Excerpted data:

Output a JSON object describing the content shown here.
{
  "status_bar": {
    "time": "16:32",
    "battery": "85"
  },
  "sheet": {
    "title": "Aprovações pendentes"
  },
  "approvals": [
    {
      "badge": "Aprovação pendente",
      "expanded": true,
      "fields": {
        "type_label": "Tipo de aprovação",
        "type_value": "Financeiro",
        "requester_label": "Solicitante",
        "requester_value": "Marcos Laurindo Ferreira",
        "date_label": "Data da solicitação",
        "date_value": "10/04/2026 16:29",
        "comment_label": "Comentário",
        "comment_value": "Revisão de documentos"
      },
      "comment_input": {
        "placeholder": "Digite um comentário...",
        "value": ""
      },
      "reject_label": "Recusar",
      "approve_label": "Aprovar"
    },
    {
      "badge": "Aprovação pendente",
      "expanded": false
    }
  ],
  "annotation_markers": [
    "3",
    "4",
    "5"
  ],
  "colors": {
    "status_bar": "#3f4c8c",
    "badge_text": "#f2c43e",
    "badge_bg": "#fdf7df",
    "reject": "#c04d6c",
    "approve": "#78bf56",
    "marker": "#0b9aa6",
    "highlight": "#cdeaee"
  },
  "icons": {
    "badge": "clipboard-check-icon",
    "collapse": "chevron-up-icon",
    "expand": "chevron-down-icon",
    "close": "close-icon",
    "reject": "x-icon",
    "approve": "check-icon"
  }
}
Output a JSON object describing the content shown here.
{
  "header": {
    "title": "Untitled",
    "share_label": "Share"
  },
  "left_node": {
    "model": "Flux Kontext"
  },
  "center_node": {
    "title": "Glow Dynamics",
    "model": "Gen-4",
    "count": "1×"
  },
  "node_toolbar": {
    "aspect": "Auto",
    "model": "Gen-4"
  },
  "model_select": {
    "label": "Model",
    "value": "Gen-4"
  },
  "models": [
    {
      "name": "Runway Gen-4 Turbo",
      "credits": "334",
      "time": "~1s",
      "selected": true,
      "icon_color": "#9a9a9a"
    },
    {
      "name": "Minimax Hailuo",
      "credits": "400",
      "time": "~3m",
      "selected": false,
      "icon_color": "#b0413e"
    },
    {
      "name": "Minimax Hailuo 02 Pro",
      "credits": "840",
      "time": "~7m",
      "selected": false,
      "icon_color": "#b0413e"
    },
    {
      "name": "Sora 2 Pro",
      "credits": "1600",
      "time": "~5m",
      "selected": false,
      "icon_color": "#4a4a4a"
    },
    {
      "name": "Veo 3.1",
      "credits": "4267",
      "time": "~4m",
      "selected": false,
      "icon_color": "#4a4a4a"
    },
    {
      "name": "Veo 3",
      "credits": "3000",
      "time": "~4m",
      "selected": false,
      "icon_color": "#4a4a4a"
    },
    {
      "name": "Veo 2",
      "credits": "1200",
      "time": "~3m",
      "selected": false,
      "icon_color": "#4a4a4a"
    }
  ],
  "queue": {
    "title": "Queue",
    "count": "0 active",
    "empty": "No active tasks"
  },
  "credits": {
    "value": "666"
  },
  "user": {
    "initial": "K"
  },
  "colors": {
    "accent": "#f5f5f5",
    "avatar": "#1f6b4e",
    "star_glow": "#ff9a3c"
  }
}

Task:
Write each line above out exactly.

Written response:
Output a JSON object describing the content shown here.
{
  "status_bar": {
    "time": "16:32",
    "battery": "85"
  },
  "sheet": {
    "title": "Aprovações pendentes"
  },
  "approvals": [
    {
      "badge": "Aprovação pendente",
      "expanded": true,
      "fields": {
        "type_label": "Tipo de aprovação",
        "type_value": "Financeiro",
        "requester_label": "Solicitante",
        "requester_value": "Marcos Laurindo Ferreira",
        "date_label": "Data da solicitação",
        "date_value": "10/04/2026 16:29",
        "comment_label": "Comentário",
        "comment_value": "Revisão de documentos"
      },
      "comment_input": {
        "placeholder": "Digite um comentário...",
        "value": ""
      },
      "reject_label": "Recusar",
      "approve_label": "Aprovar"
    },
    {
      "badge": "Aprovação pendente",
      "expanded": false
    }
  ],
  "annotation_markers": [
    "3",
    "4",
    "5"
  ],
  "colors": {
    "status_bar": "#3f4c8c",
    "badge_text": "#f2c43e",
    "badge_bg": "#fdf7df",
    "reject": "#c04d6c",
    "approve": "#78bf56",
    "marker": "#0b9aa6",
    "highlight": "#cdeaee"
  },
  "icons": {
    "badge": "clipboard-check-icon",
    "collapse": "chevron-up-icon",
    "expand": "chevron-down-icon",
    "close": "close-icon",
    "reject": "x-icon",
    "approve": "check-icon"
  }
}
Output a JSON object describing the content shown here.
{
  "header": {
    "title": "Untitled",
    "share_label": "Share"
  },
  "left_node": {
    "model": "Flux Kontext"
  },
  "center_node": {
    "title": "Glow Dynamics",
    "model": "Gen-4",
    "count": "1×"
  },
  "node_toolbar": {
    "aspect": "Auto",
    "model": "Gen-4"
  },
  "model_select": {
    "label": "Model",
    "value": "Gen-4"
  },
  "models": [
    {
      "name": "Runway Gen-4 Turbo",
      "credits": "334",
      "time": "~1s",
      "selected": true,
      "icon_color": "#9a9a9a"
    },
    {
      "name": "Minimax Hailuo",
      "credits": "400",
      "time": "~3m",
      "selected": false,
      "icon_color": "#b0413e"
    },
    {
      "name": "Minimax Hailuo 02 Pro",
      "credits": "840",
      "time": "~7m",
      "selected": false,
      "icon_color": "#b0413e"
    },
    {
      "name": "Sora 2 Pro",
      "credits": "1600",
      "time": "~5m",
      "selected": false,
      "icon_color": "#4a4a4a"
    },
    {
      "name": "Veo 3.1",
      "credits": "4267",
      "time": "~4m",
      "selected": false,
      "icon_color": "#4a4a4a"
    },
    {
      "name": "Veo 3",
      "credits": "3000",
      "time": "~4m",
      "selected": false,
      "icon_color": "#4a4a4a"
    },
    {
      "name": "Veo 2",
      "credits": "1200",
      "time": "~3m",
      "selected": false,
      "icon_color": "#4a4a4a"
    }
  ],
  "queue": {
    "title": "Queue",
    "count": "0 active",
    "empty": "No active tasks"
  },
  "credits": {
    "value": "666"
  },
  "user": {
    "initial": "K"
  },
  "colors": {
    "accent": "#f5f5f5",
    "avatar": "#1f6b4e",
    "star_glow": "#ff9a3c"
  }
}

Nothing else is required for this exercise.